» **Problem to work on**
Reproduce the records below exactly as they appear.

» **Exercise data**
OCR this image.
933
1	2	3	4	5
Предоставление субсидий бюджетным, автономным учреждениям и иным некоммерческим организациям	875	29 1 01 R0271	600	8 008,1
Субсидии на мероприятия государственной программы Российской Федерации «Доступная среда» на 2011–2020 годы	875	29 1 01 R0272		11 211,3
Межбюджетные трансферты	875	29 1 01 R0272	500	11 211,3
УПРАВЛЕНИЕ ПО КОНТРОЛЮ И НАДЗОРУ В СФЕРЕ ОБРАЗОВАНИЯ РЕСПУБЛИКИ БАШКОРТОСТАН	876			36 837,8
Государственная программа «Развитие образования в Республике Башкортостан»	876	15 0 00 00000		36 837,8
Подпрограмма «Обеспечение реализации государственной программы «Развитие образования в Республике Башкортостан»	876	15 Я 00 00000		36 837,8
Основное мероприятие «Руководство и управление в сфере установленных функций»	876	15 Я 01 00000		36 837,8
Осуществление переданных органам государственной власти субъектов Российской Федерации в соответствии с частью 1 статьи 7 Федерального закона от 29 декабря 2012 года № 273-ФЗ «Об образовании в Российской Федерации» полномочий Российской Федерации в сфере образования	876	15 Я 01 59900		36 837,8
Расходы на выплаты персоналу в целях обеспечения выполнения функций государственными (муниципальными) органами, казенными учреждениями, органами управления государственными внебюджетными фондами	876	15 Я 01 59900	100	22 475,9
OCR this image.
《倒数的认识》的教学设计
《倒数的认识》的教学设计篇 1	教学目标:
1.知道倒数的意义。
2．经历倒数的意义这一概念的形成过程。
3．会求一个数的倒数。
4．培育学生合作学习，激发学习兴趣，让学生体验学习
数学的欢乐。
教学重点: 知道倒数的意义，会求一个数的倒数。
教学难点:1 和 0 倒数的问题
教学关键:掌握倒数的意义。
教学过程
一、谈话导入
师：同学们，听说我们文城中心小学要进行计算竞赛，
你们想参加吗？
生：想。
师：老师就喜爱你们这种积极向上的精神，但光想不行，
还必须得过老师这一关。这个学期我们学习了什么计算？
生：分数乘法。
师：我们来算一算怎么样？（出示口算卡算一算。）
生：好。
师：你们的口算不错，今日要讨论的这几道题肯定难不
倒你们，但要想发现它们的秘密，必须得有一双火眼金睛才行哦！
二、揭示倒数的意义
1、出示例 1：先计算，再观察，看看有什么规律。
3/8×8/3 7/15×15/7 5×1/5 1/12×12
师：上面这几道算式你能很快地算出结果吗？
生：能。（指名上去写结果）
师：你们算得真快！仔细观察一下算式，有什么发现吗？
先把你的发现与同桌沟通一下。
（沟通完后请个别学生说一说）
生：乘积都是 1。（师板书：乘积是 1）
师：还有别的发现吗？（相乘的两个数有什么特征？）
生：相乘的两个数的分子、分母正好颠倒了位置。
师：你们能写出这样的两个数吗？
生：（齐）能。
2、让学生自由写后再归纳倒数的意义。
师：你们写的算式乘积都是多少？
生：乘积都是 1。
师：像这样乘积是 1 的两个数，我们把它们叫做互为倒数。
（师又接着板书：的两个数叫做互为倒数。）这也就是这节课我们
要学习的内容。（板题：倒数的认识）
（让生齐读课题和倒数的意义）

» **Complete response**
OCR this image.
933
1	2	3	4	5
Предоставление субсидий бюджетным, автономным учреждениям и иным некоммерческим организациям	875	29 1 01 R0271	600	8 008,1
Субсидии на мероприятия государственной программы Российской Федерации «Доступная среда» на 2011–2020 годы	875	29 1 01 R0272		11 211,3
Межбюджетные трансферты	875	29 1 01 R0272	500	11 211,3
УПРАВЛЕНИЕ ПО КОНТРОЛЮ И НАДЗОРУ В СФЕРЕ ОБРАЗОВАНИЯ РЕСПУБЛИКИ БАШКОРТОСТАН	876			36 837,8
Государственная программа «Развитие образования в Республике Башкортостан»	876	15 0 00 00000		36 837,8
Подпрограмма «Обеспечение реализации государственной программы «Развитие образования в Республике Башкортостан»	876	15 Я 00 00000		36 837,8
Основное мероприятие «Руководство и управление в сфере установленных функций»	876	15 Я 01 00000		36 837,8
Осуществление переданных органам государственной власти субъектов Российской Федерации в соответствии с частью 1 статьи 7 Федерального закона от 29 декабря 2012 года № 273-ФЗ «Об образовании в Российской Федерации» полномочий Российской Федерации в сфере образования	876	15 Я 01 59900		36 837,8
Расходы на выплаты персоналу в целях обеспечения выполнения функций государственными (муниципальными) органами, казенными учреждениями, органами управления государственными внебюджетными фондами	876	15 Я 01 59900	100	22 475,9
OCR this image.
《倒数的认识》的教学设计
《倒数的认识》的教学设计篇 1	教学目标:
1.知道倒数的意义。
2．经历倒数的意义这一概念的形成过程。
3．会求一个数的倒数。
4．培育学生合作学习，激发学习兴趣，让学生体验学习
数学的欢乐。
教学重点: 知道倒数的意义，会求一个数的倒数。
教学难点:1 和 0 倒数的问题
教学关键:掌握倒数的意义。
教学过程
一、谈话导入
师：同学们，听说我们文城中心小学要进行计算竞赛，
你们想参加吗？
生：想。
师：老师就喜爱你们这种积极向上的精神，但光想不行，
还必须得过老师这一关。这个学期我们学习了什么计算？
生：分数乘法。
师：我们来算一算怎么样？（出示口算卡算一算。）
生：好。
师：你们的口算不错，今日要讨论的这几道题肯定难不
倒你们，但要想发现它们的秘密，必须得有一双火眼金睛才行哦！
二、揭示倒数的意义
1、出示例 1：先计算，再观察，看看有什么规律。
3/8×8/3 7/15×15/7 5×1/5 1/12×12
师：上面这几道算式你能很快地算出结果吗？
生：能。（指名上去写结果）
师：你们算得真快！仔细观察一下算式，有什么发现吗？
先把你的发现与同桌沟通一下。
（沟通完后请个别学生说一说）
生：乘积都是 1。（师板书：乘积是 1）
师：还有别的发现吗？（相乘的两个数有什么特征？）
生：相乘的两个数的分子、分母正好颠倒了位置。
师：你们能写出这样的两个数吗？
生：（齐）能。
2、让学生自由写后再归纳倒数的意义。
师：你们写的算式乘积都是多少？
生：乘积都是 1。
师：像这样乘积是 1 的两个数，我们把它们叫做互为倒数。
（师又接着板书：的两个数叫做互为倒数。）这也就是这节课我们
要学习的内容。（板题：倒数的认识）
（让生齐读课题和倒数的意义）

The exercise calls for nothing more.